■ What the task requires ■
Continue the text of scholar biographies after its last sentence, keeping the same style.

■ Text provided ■
• • •
Annette Aronowicz is professor of religious studies and the Robert F. and Patricia G. Ross Weis Chair in Judaic Studies at Franklin & Marshall College. She is the translator of Nine Talmudic Readings by Emmanuel Levinas (1990) and author of Jews and Christians on Time and Eternity: Charles Peguy's Portrait of Bernard Lazare (1998).

Paula Daccarett teaches modern Jewish history in Middle Eastern, European, and Latin American contexts at the University of California, Santa Cruz. She is working on a book exploring the emergence and role of philanthropy, civic culture, and institutional growth in modern Jewish society in late Ottoman Salonica.

Jonathan M. Hess is Moses M. and Hannah L. Malkin Distinguished Professor of Jewish History and Culture at the University of North Carolina at Chapel Hill. He is the author of Middlebrow Literature and the Making of German-Jewish Identity (2010) and coeditor of Nineteenth-Century Jewish Literature: A Reader (2013).
• • •
■ Dataset content ■
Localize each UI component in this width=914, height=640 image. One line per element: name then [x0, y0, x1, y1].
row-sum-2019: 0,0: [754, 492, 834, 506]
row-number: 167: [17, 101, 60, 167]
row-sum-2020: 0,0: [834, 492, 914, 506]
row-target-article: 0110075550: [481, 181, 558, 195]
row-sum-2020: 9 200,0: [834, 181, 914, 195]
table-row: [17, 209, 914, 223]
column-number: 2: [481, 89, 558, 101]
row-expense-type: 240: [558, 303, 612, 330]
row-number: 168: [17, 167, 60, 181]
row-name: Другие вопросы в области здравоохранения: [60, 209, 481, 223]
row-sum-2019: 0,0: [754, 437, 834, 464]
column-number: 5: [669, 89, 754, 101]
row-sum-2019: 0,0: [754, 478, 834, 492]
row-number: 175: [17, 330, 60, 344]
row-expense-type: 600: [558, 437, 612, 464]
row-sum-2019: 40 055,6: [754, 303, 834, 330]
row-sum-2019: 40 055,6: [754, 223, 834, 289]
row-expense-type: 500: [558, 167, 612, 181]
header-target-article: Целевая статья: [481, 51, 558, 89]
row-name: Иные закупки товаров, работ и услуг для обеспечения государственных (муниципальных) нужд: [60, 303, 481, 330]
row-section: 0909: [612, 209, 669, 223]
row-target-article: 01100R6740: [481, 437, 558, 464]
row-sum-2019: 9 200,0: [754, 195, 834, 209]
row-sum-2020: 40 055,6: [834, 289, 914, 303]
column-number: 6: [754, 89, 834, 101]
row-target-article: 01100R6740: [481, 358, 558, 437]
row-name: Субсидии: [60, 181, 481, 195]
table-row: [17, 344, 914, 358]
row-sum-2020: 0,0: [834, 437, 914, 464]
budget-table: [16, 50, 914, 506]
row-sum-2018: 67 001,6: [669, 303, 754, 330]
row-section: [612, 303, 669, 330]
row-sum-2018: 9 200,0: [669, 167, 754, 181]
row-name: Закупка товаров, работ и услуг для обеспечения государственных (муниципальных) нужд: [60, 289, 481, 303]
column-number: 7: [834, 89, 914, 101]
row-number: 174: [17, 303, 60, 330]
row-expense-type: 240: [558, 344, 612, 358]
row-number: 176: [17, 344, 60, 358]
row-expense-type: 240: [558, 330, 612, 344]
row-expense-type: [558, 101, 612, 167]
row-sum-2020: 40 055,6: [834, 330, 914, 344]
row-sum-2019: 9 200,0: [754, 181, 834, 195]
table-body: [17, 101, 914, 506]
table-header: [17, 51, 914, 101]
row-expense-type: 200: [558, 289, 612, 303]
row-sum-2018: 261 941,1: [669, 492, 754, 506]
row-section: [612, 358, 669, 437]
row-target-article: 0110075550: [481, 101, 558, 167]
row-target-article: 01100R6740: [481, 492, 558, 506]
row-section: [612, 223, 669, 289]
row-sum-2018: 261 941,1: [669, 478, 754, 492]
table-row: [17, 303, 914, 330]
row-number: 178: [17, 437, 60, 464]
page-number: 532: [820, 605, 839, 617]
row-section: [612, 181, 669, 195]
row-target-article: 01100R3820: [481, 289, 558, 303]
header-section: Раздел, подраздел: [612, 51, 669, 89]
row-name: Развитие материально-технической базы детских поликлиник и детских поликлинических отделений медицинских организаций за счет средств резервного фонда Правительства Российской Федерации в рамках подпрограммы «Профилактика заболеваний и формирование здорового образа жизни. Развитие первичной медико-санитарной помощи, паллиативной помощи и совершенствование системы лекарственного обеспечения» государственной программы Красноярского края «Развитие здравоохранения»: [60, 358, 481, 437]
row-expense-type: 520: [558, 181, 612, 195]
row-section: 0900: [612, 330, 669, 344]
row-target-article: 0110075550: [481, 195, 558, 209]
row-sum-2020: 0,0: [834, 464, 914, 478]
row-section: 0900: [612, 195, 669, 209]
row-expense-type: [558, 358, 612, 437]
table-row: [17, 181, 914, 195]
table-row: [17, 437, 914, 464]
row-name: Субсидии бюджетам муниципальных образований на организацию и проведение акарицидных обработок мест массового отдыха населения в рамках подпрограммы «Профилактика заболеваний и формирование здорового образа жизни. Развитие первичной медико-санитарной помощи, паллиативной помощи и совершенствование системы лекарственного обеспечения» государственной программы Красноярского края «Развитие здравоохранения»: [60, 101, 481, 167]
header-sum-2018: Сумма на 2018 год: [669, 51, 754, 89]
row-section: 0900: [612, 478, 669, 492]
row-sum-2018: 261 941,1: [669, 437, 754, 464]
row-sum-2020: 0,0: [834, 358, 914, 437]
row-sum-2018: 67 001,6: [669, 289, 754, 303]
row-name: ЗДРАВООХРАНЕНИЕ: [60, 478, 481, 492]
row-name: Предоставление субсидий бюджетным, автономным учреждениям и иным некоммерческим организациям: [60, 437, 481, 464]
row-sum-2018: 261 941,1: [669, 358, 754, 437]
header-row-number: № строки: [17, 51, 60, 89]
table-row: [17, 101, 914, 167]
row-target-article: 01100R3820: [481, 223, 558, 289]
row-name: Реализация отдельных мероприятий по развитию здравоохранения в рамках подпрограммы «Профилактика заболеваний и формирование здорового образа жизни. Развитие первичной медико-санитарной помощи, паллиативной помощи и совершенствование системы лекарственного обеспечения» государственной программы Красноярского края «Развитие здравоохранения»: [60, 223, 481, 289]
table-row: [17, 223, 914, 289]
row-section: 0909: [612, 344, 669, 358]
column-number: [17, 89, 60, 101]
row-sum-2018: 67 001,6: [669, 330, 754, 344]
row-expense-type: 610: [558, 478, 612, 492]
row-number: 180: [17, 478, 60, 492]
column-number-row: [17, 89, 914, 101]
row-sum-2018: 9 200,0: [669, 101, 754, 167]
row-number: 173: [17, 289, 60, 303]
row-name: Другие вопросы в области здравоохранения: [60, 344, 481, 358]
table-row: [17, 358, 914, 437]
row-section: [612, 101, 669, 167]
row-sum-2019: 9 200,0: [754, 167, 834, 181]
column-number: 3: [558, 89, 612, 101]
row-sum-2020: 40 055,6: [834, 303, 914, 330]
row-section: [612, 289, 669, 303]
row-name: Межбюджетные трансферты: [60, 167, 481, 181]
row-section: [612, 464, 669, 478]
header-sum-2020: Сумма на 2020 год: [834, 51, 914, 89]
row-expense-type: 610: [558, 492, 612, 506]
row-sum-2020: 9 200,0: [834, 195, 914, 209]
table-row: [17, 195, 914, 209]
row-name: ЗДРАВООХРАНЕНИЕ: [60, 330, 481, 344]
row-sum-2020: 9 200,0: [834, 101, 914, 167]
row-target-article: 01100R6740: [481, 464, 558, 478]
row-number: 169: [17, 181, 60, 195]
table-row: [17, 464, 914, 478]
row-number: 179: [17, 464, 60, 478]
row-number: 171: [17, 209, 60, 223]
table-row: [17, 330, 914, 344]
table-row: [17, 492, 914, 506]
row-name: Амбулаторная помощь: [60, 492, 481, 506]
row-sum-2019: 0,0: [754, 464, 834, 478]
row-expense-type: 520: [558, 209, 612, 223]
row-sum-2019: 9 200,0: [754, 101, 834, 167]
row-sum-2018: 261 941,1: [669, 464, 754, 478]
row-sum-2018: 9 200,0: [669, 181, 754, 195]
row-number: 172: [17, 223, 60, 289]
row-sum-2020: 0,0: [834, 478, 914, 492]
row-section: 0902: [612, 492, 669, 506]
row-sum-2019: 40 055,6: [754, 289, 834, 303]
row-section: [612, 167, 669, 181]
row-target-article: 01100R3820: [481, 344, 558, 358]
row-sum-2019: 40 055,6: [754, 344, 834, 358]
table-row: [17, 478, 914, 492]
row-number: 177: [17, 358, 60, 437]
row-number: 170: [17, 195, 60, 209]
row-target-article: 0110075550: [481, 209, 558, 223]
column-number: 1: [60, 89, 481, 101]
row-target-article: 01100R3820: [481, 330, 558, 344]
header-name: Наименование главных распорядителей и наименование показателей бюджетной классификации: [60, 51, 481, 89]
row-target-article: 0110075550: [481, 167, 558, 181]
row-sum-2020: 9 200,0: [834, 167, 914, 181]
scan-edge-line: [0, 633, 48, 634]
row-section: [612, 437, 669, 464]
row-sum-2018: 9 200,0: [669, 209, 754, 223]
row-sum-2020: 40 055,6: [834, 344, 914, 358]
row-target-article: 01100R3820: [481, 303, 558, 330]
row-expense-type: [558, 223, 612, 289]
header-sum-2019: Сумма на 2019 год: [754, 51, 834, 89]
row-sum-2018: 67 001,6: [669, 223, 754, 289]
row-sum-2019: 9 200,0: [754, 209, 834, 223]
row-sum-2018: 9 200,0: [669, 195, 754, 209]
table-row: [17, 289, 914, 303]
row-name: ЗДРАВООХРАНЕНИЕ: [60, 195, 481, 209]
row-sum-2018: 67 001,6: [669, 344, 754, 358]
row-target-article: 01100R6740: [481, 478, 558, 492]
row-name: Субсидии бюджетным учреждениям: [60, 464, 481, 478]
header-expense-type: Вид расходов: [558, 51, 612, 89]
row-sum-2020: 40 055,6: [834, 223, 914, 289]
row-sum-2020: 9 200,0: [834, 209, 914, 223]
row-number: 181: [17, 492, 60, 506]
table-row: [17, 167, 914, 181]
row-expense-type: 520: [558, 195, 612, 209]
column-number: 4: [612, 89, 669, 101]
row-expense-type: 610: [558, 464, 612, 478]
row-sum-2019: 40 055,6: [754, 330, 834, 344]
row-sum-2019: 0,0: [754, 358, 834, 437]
• • •
■ Output of the task ■
Zohar Maor teaches modern history at Bar-Ilan University and Herzog College (Israel). He is the author of Torat sod hadashah: Mistikah, yetsirah ve-leumiyut be-'Hug Prag' bi-tehilat ha-meah ha-'esrim (2010) and "Death or Birth: Scholem and Secularization," in Against the Grain: Jewish Intellectuals in Hard Times, ed. E. Mendelsohn, R. Cohen, and S. Hoffman (2013).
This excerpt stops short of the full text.